DIRECTIONS FOR THIS TASK -
From the records, pick out and copy each line containing "source".

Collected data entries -
== == ==

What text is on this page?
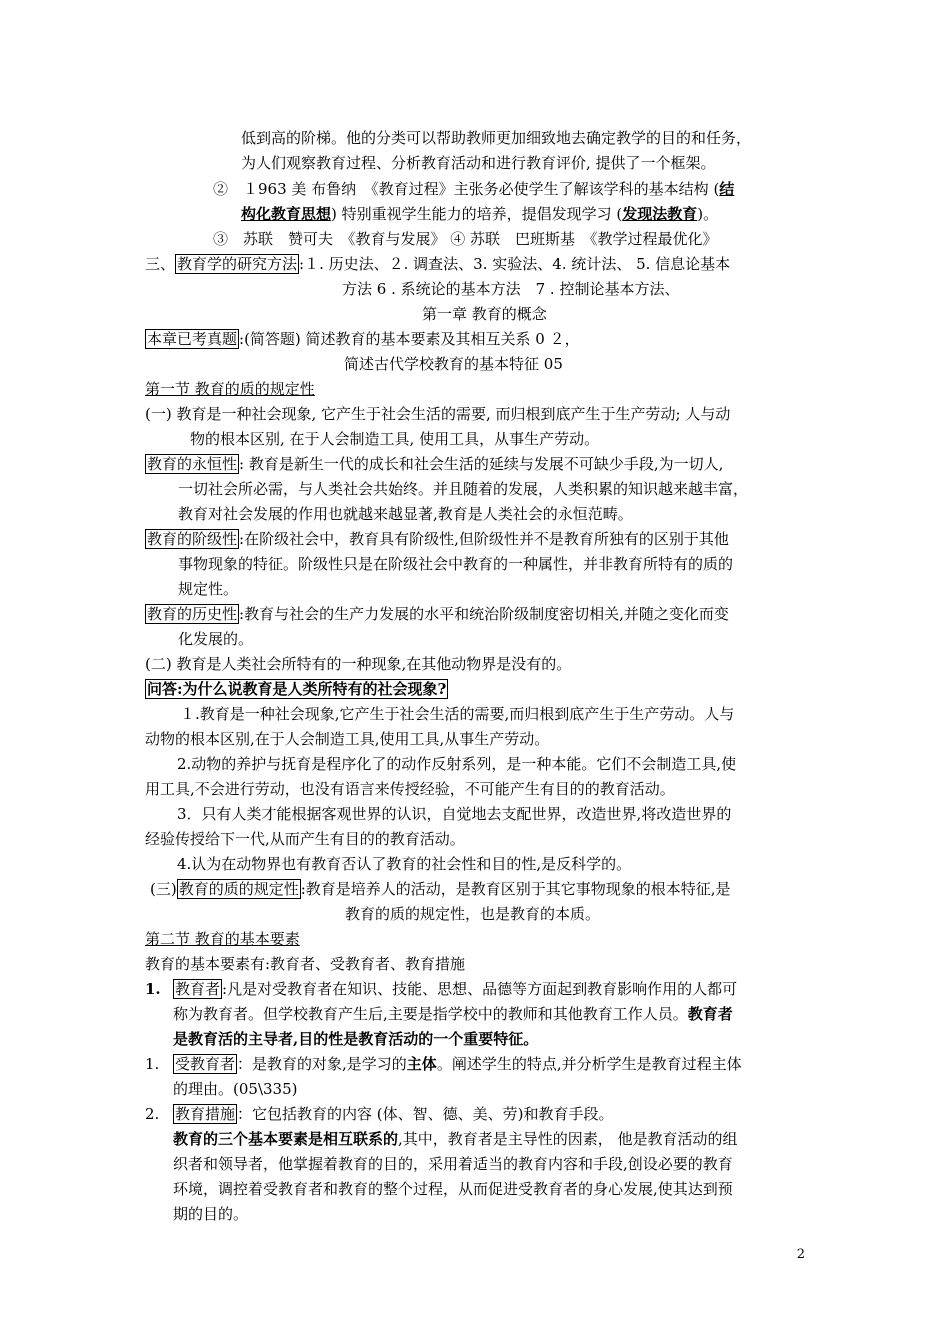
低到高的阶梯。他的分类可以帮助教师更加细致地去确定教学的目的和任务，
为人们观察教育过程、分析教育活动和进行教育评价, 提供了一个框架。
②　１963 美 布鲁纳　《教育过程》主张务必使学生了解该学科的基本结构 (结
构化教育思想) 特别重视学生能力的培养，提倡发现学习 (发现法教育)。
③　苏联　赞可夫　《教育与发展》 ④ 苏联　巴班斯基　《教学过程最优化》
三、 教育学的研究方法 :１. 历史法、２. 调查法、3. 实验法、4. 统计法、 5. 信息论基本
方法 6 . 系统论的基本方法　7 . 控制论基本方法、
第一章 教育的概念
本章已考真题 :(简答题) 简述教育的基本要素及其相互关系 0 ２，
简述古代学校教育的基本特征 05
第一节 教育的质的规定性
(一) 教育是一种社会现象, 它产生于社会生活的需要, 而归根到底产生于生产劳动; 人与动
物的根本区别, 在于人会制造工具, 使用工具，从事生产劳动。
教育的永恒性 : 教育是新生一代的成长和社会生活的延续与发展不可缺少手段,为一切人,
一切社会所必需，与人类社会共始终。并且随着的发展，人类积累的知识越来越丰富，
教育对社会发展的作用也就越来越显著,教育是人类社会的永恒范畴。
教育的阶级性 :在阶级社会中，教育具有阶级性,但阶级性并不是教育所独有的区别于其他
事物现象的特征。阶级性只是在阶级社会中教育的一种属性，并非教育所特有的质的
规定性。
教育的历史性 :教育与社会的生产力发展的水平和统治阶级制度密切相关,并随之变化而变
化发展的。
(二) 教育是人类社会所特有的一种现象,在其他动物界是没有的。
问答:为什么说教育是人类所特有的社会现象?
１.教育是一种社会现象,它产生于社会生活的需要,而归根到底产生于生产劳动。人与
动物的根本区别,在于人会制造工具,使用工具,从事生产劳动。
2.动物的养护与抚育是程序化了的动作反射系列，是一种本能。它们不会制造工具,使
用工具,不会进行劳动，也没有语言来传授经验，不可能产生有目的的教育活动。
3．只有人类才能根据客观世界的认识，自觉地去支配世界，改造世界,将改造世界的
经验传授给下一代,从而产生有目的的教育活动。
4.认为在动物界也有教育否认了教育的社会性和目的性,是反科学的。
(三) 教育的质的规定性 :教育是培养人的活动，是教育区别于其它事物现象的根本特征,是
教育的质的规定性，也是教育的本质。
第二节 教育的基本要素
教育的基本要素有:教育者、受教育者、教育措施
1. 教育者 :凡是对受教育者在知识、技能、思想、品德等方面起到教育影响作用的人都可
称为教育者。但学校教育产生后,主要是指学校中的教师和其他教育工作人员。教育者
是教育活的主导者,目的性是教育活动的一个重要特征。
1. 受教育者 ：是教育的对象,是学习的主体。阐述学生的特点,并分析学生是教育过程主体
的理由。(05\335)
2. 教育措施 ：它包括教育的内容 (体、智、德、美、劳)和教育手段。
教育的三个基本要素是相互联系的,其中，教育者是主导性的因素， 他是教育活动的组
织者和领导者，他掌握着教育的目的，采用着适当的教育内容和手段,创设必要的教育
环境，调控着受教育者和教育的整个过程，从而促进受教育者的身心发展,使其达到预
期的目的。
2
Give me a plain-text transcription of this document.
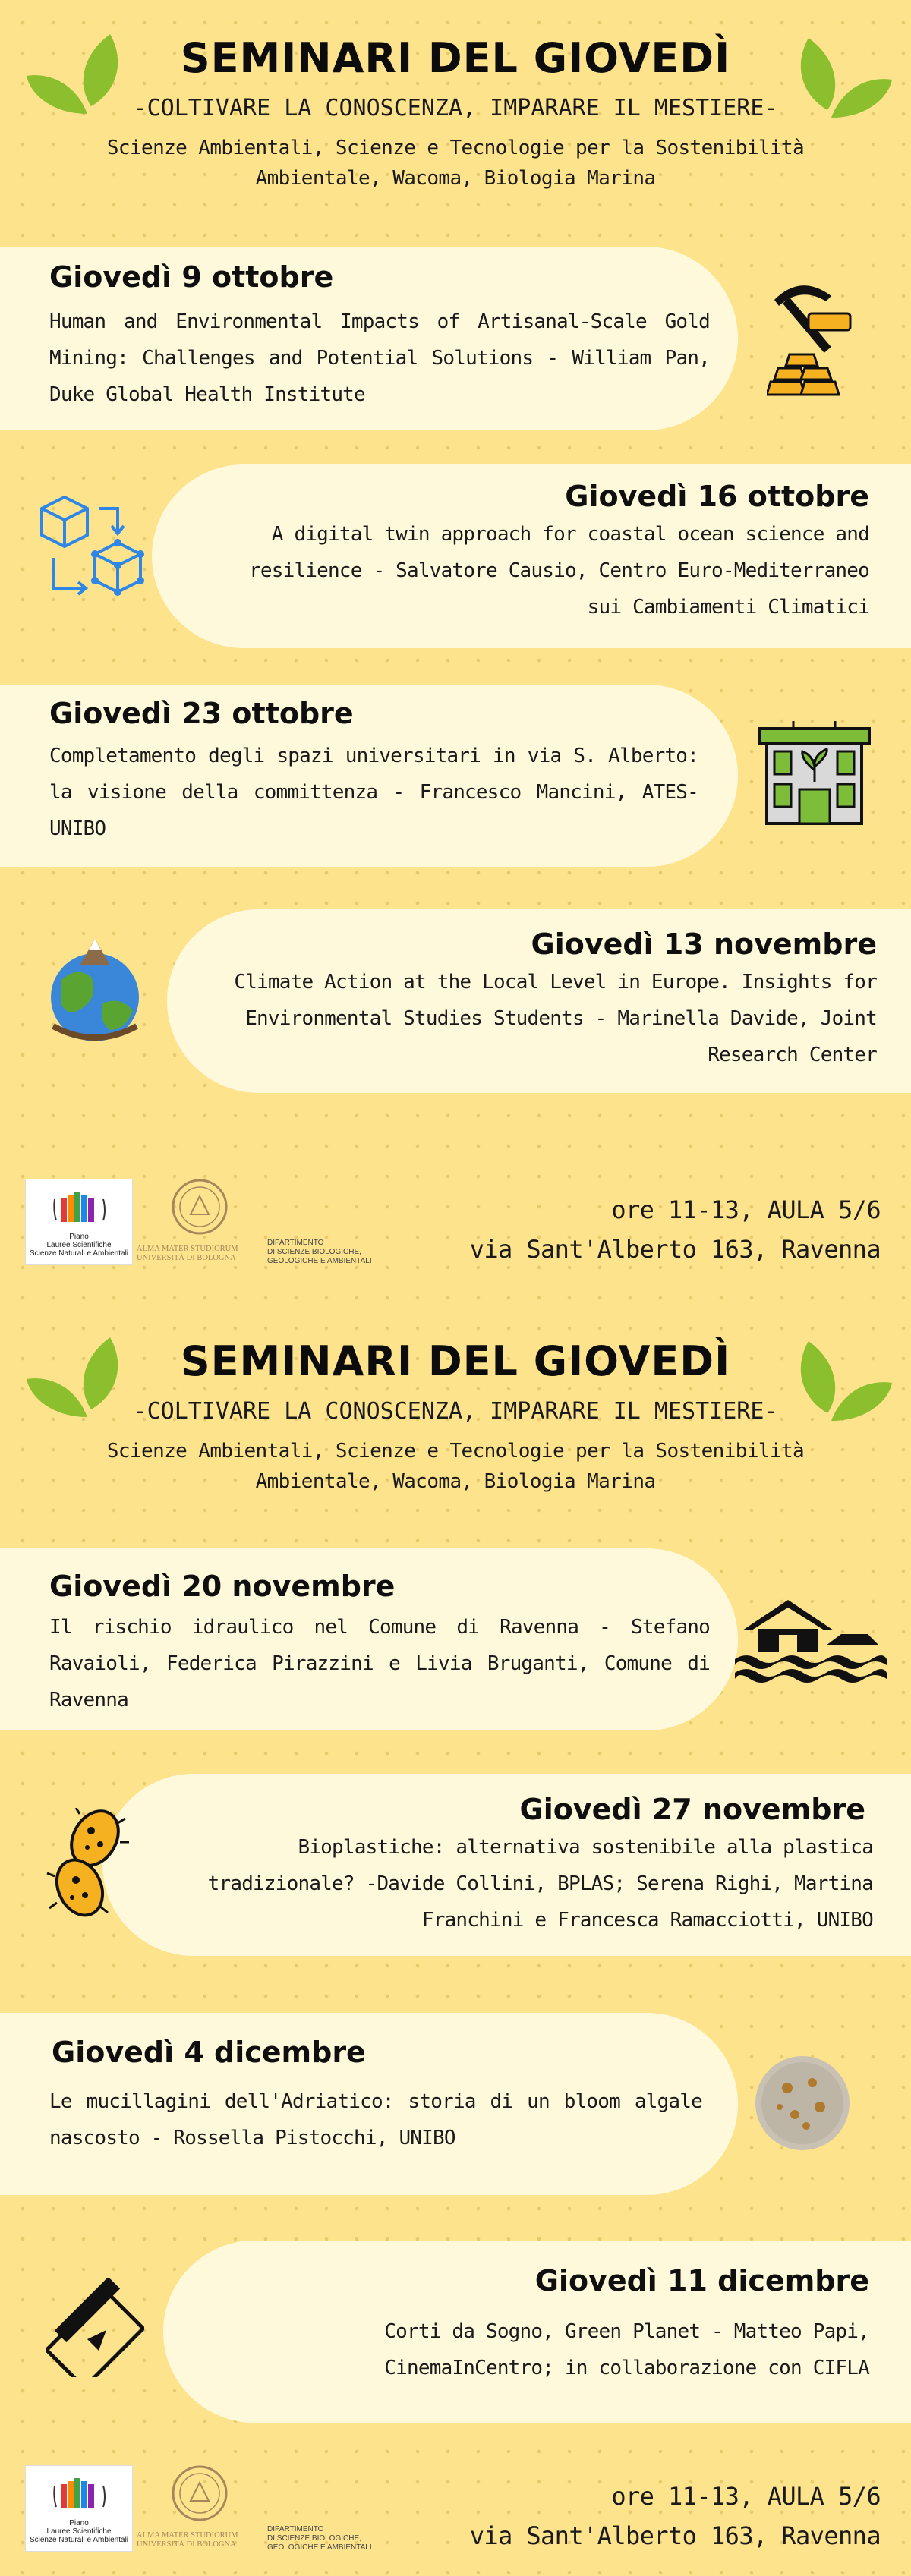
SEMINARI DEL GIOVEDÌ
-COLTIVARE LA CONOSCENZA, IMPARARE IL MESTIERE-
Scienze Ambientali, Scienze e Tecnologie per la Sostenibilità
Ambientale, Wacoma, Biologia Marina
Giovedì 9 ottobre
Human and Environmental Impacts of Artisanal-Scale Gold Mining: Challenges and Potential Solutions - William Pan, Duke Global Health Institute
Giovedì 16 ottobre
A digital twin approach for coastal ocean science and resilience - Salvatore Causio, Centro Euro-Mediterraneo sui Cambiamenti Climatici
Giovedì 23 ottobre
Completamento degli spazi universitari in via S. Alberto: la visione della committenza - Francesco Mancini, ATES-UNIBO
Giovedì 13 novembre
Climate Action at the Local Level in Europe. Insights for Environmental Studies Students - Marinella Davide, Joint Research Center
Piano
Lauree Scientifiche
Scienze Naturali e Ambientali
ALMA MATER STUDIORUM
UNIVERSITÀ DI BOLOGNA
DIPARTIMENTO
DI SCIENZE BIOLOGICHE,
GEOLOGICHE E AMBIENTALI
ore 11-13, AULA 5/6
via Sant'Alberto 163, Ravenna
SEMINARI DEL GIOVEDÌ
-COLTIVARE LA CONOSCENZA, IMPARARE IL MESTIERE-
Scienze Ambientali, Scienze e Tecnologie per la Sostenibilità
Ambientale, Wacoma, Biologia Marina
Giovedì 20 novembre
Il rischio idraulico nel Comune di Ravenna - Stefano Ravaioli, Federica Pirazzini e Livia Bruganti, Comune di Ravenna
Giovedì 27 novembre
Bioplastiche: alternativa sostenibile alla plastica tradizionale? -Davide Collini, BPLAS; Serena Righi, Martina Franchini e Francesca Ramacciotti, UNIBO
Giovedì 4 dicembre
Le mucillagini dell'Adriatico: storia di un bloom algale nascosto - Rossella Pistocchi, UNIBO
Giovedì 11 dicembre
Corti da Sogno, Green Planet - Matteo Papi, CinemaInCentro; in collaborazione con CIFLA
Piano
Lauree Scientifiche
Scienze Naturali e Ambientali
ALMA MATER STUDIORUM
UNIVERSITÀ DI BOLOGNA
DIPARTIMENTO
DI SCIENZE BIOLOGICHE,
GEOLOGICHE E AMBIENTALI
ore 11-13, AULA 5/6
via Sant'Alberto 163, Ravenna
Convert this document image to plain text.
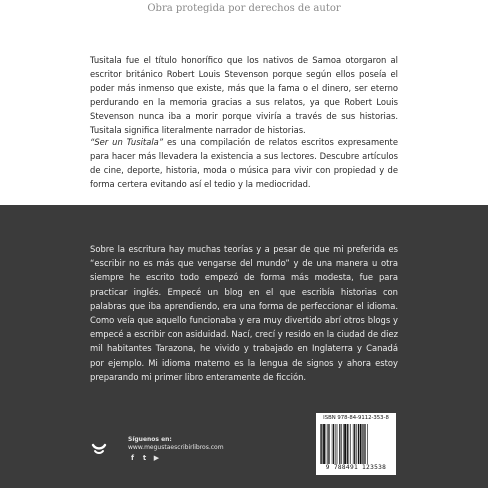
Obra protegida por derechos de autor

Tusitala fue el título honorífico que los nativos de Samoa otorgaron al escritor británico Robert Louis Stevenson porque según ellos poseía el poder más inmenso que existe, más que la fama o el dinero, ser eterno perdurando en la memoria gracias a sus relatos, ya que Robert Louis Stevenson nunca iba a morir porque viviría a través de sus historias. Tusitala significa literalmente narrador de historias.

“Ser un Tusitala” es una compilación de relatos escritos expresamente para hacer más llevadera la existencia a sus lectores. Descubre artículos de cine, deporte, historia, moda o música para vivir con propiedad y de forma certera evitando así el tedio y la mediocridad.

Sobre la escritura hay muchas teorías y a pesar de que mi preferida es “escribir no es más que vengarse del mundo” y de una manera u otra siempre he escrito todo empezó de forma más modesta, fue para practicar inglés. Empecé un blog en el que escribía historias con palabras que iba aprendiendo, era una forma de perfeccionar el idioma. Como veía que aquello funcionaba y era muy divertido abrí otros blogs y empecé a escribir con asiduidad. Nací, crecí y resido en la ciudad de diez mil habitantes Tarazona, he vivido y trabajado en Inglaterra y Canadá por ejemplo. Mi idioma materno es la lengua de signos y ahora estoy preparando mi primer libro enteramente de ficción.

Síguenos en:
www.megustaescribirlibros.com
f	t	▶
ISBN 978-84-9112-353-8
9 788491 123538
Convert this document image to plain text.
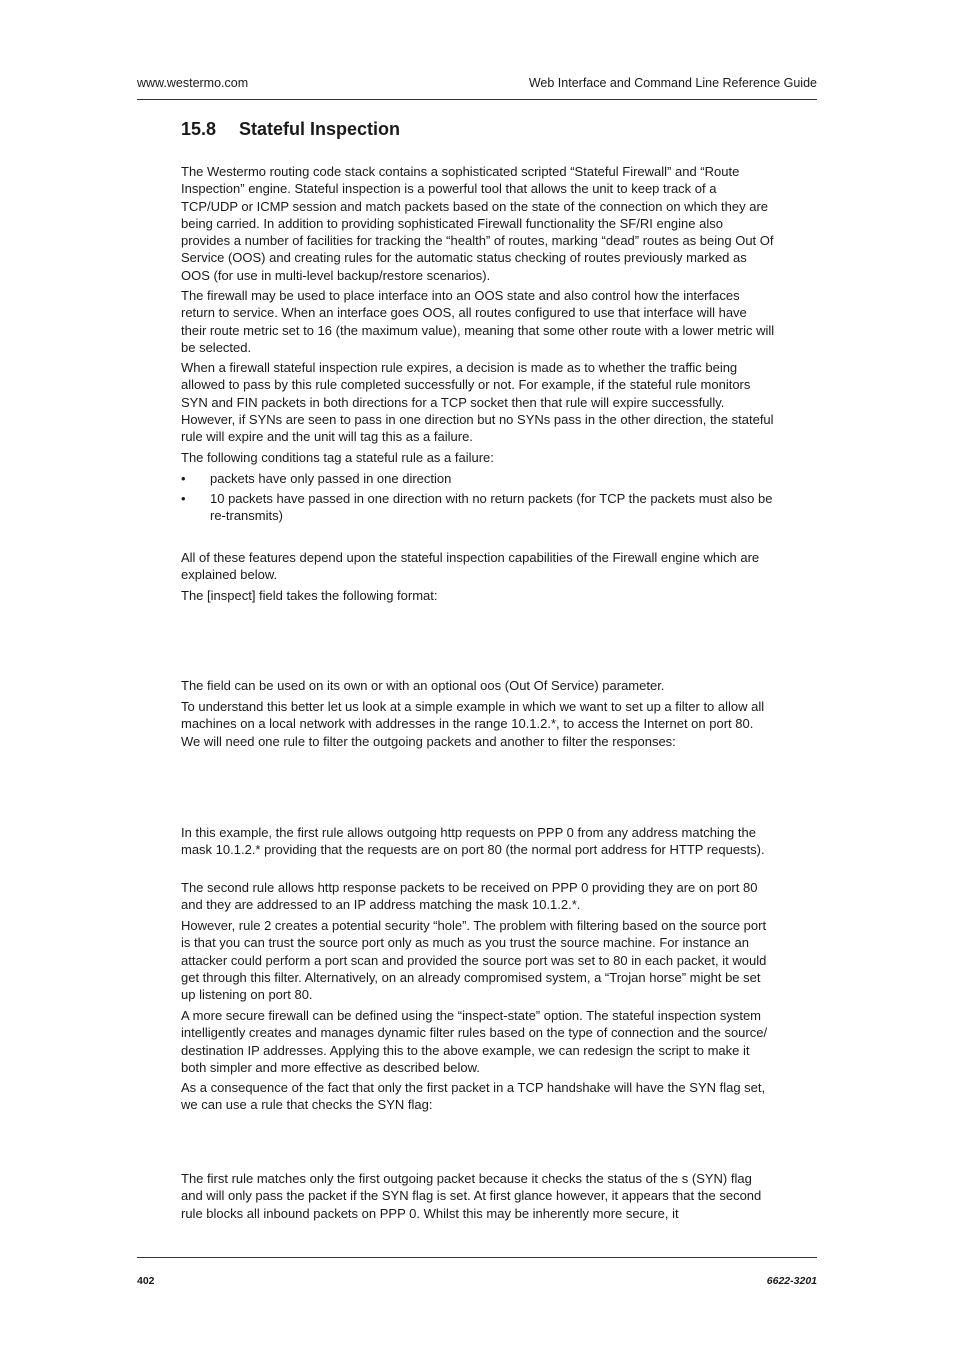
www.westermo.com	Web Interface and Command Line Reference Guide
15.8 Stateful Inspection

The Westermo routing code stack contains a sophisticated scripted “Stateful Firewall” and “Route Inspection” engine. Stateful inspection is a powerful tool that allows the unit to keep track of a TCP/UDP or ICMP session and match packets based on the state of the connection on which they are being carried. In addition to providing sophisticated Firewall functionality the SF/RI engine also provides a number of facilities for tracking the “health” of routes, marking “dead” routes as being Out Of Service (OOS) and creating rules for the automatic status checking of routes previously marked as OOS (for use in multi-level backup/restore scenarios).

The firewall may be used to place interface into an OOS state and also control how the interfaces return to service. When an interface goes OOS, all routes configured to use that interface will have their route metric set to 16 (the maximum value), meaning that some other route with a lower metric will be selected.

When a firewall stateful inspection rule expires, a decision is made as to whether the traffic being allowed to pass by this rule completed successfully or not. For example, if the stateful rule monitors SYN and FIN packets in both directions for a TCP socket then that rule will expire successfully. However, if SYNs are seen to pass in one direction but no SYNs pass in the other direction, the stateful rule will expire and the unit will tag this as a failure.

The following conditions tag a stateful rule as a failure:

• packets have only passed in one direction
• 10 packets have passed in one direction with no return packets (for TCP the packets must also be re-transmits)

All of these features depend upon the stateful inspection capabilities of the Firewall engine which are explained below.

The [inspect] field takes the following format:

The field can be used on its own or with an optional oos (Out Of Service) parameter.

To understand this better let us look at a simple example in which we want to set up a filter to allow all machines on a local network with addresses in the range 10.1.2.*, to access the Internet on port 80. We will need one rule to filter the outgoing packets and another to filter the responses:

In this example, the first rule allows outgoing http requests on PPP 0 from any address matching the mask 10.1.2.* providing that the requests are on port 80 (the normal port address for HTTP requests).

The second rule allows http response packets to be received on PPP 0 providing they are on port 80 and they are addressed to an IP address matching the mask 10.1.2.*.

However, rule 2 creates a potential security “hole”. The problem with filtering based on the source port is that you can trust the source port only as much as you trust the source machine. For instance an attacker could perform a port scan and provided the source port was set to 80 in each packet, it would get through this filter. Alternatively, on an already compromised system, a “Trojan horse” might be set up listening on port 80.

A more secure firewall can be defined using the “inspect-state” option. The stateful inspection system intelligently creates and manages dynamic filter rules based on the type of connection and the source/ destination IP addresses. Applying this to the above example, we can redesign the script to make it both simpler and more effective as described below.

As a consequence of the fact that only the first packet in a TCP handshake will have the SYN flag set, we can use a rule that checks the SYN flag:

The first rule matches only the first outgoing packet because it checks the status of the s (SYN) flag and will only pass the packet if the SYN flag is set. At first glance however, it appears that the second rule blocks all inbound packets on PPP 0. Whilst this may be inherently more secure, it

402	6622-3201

== == ==

EXERCISE ANSWER -
However, rule 2 creates a potential security “hole”. The problem with filtering based on the source port is that you can trust the source port only as much as you trust the source machine. For instance an attacker could perform a port scan and provided the source port was set to 80 in each packet, it would get through this filter. Alternatively, on an already compromised system, a “Trojan horse” might be set up listening on port 80.
A more secure firewall can be defined using the “inspect-state” option. The stateful inspection system intelligently creates and manages dynamic filter rules based on the type of connection and the source/ destination IP addresses. Applying this to the above example, we can redesign the script to make it both simpler and more effective as described below.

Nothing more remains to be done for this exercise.